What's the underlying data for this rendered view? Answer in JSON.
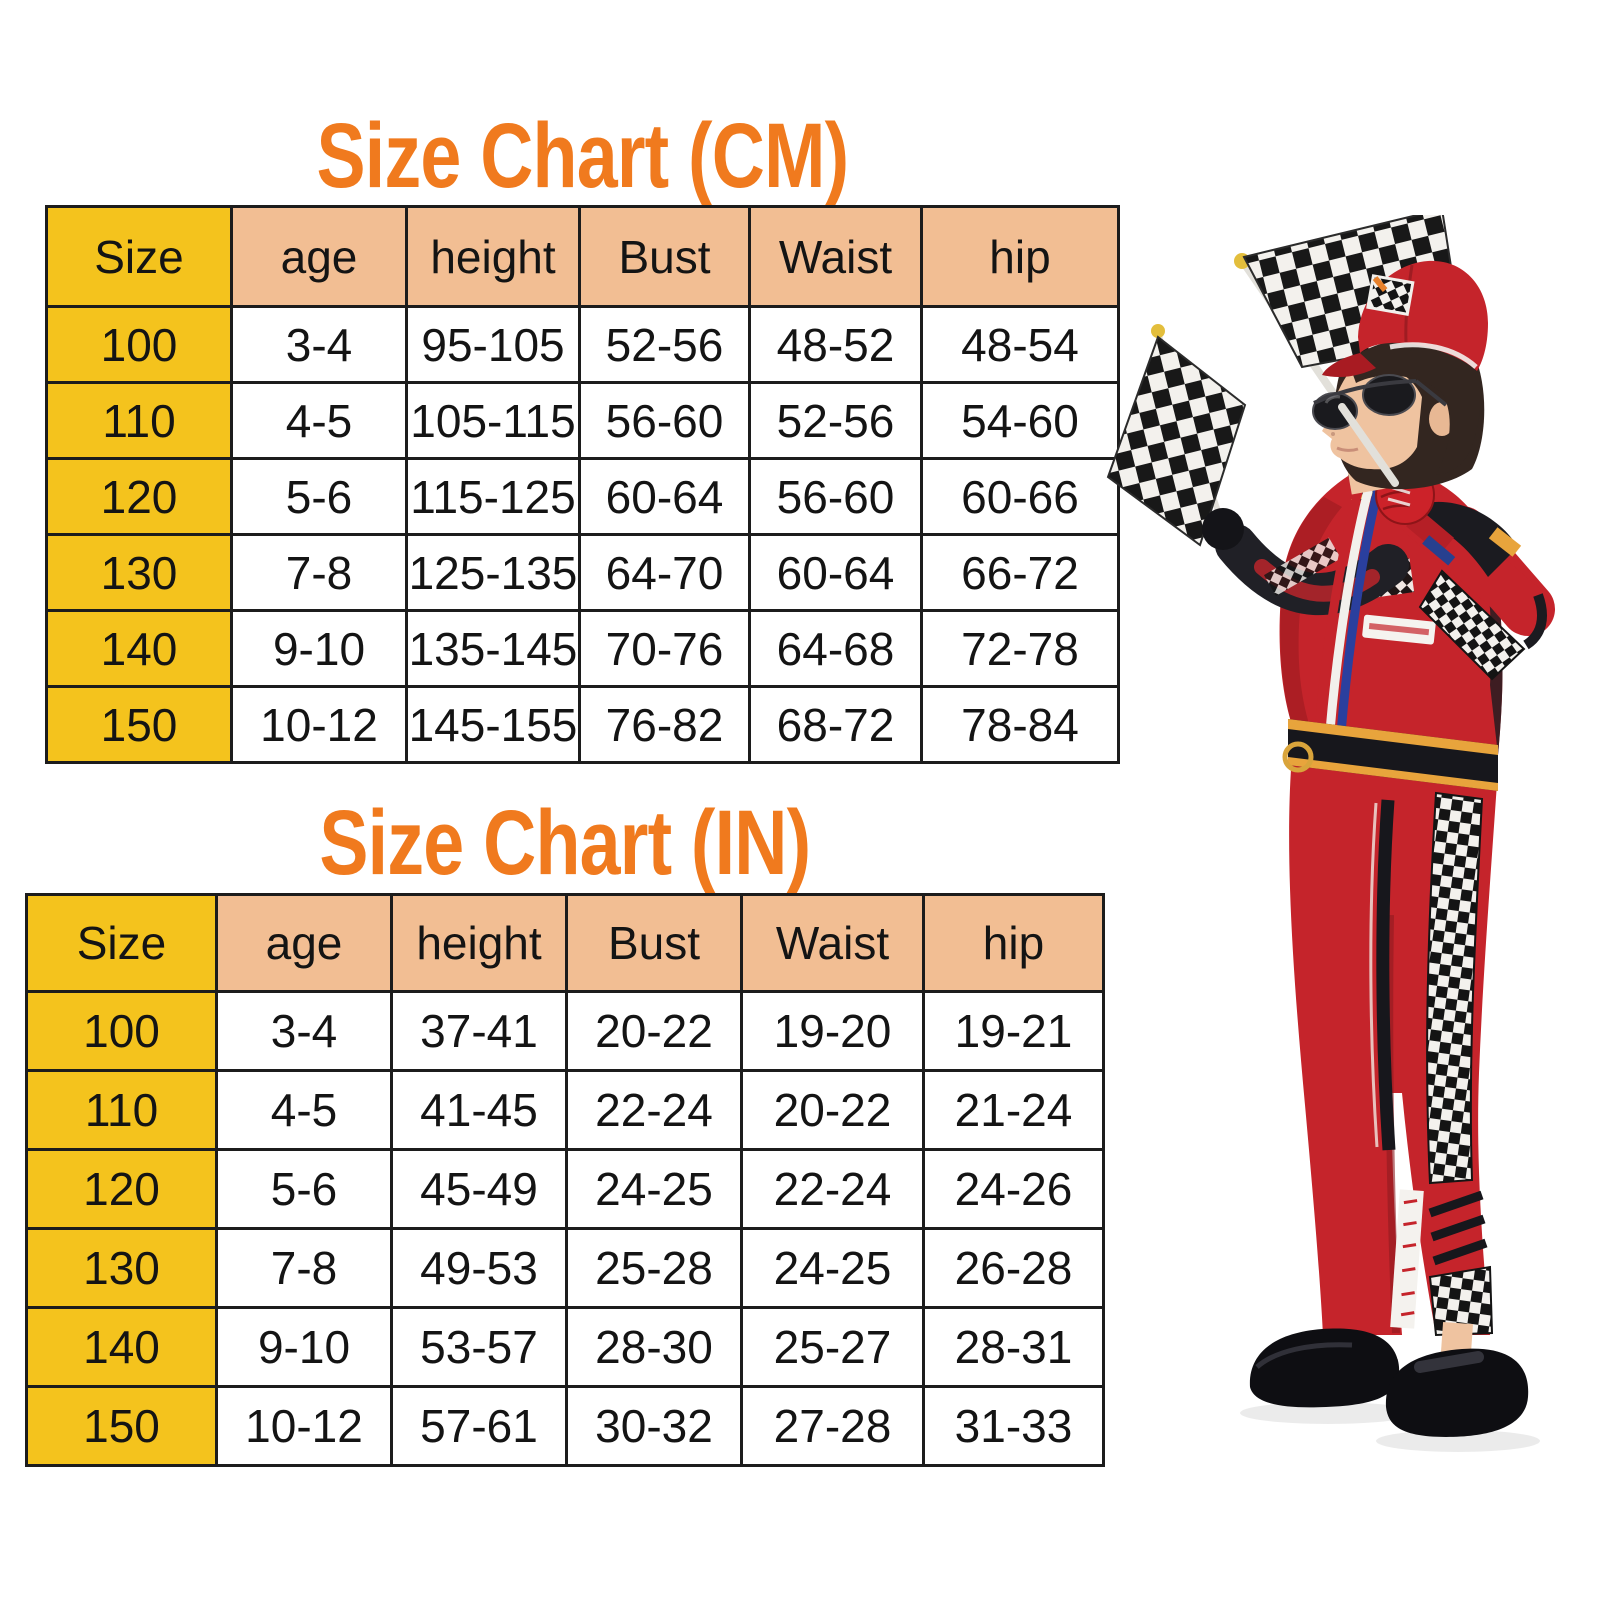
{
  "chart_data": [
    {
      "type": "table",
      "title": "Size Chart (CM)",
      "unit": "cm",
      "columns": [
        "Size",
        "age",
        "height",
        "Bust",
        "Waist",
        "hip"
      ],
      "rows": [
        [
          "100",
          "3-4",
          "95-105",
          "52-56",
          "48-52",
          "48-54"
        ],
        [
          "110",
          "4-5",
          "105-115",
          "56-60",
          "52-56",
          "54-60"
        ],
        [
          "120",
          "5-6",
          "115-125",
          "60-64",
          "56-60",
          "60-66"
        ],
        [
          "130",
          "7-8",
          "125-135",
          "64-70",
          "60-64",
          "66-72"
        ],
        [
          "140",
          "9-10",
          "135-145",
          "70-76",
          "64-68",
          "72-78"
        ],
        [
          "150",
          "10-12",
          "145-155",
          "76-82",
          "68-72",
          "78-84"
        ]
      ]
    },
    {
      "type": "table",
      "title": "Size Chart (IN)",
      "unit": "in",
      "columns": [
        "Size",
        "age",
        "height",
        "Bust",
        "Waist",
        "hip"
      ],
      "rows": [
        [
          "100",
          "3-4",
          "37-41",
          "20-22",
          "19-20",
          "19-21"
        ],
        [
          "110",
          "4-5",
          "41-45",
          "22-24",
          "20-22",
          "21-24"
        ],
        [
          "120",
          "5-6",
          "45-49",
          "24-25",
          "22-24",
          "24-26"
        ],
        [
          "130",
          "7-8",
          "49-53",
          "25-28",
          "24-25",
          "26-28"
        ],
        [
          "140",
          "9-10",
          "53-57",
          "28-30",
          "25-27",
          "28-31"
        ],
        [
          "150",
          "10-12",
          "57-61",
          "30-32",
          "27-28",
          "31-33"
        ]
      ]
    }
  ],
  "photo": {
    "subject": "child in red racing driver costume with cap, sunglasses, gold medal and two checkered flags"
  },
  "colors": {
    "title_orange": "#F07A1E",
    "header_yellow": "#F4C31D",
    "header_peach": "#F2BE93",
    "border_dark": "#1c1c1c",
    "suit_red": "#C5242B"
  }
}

_____

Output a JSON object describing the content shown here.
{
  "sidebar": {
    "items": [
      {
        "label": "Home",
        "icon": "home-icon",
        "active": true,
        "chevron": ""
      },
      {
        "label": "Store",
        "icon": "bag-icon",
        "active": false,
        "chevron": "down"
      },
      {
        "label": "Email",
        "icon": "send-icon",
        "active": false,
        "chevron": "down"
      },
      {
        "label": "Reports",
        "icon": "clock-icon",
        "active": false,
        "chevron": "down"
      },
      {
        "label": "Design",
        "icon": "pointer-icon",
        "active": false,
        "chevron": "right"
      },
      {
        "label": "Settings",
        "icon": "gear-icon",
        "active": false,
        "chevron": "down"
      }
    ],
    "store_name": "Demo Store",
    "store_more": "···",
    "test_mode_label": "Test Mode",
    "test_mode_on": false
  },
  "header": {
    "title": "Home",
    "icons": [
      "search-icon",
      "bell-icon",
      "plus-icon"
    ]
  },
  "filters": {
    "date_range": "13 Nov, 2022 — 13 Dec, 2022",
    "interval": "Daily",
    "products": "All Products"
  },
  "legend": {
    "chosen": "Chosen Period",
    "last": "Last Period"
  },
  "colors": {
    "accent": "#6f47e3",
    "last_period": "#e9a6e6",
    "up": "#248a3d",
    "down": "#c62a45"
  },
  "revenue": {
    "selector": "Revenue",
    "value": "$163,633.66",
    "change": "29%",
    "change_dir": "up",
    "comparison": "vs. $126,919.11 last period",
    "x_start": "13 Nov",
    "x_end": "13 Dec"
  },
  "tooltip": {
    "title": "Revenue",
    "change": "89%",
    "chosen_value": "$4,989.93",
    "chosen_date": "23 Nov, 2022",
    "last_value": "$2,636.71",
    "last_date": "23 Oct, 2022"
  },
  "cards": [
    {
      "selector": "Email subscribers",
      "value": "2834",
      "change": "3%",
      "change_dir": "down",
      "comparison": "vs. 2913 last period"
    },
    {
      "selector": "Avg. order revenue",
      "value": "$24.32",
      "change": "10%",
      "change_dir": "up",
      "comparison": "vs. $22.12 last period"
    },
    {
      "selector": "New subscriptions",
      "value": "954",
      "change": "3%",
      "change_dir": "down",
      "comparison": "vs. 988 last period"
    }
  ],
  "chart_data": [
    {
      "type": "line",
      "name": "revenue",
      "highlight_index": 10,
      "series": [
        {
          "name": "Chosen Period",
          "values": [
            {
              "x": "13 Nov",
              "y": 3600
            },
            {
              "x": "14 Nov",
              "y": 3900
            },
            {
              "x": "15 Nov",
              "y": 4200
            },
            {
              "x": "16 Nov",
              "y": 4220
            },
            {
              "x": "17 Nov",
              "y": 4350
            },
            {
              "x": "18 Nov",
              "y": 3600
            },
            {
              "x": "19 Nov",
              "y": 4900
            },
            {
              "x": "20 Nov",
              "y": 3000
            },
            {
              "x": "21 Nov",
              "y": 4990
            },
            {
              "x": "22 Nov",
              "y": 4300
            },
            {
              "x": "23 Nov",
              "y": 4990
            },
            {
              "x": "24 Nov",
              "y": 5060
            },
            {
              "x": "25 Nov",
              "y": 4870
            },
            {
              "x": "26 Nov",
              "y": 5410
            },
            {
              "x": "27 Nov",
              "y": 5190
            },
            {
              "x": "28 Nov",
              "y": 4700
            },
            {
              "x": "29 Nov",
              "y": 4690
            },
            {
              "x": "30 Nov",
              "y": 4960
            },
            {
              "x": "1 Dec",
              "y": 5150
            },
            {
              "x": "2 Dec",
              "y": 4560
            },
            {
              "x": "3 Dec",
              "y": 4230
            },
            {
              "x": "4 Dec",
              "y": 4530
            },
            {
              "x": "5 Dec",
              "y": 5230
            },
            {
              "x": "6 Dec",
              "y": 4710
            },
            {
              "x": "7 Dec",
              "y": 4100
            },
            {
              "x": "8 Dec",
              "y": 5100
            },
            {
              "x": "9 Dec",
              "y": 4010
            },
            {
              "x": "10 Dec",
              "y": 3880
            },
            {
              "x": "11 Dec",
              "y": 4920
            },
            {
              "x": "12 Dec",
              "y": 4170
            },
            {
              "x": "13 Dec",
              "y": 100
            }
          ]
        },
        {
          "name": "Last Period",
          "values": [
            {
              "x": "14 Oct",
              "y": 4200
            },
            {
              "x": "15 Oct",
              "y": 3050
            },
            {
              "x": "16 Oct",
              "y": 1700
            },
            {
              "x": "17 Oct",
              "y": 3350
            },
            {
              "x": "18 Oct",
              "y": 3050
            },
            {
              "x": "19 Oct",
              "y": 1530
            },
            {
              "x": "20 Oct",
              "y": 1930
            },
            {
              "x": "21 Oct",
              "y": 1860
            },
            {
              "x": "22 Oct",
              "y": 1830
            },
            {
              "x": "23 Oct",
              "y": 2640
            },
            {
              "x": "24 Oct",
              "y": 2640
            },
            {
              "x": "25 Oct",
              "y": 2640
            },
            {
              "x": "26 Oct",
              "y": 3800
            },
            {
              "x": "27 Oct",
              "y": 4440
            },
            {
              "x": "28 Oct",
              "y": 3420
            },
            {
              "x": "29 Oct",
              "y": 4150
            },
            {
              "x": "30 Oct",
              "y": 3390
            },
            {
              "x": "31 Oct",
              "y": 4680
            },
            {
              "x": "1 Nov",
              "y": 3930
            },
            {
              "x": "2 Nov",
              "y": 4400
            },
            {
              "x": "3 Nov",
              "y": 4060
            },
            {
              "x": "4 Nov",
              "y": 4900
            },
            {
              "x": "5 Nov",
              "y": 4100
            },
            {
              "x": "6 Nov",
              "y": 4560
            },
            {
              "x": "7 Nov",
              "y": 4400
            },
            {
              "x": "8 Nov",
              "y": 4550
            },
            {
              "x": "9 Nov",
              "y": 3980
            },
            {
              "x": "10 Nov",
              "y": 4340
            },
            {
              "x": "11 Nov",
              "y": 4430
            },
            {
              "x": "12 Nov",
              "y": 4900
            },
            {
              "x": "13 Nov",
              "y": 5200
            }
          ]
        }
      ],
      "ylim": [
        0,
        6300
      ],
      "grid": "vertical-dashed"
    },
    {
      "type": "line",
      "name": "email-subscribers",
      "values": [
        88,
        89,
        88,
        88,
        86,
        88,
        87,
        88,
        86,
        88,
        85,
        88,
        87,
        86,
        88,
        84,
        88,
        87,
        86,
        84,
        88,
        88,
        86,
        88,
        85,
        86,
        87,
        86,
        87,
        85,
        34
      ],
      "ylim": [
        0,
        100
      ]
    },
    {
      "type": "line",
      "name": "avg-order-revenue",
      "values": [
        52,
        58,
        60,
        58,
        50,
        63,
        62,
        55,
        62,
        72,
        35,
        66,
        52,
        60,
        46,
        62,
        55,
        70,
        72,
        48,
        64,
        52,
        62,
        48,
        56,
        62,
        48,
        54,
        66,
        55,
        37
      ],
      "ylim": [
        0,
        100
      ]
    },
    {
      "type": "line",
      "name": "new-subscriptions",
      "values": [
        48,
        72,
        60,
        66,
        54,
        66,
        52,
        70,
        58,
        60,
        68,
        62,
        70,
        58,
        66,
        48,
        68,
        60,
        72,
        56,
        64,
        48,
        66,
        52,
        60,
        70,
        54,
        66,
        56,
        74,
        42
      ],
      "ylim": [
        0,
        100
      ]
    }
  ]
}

_____

* **Directive**
Identify the lines of the data that contain the word "subscriptions". Copy each of them.

* **Reply**
      "selector": "New subscriptions",
      "name": "new-subscriptions",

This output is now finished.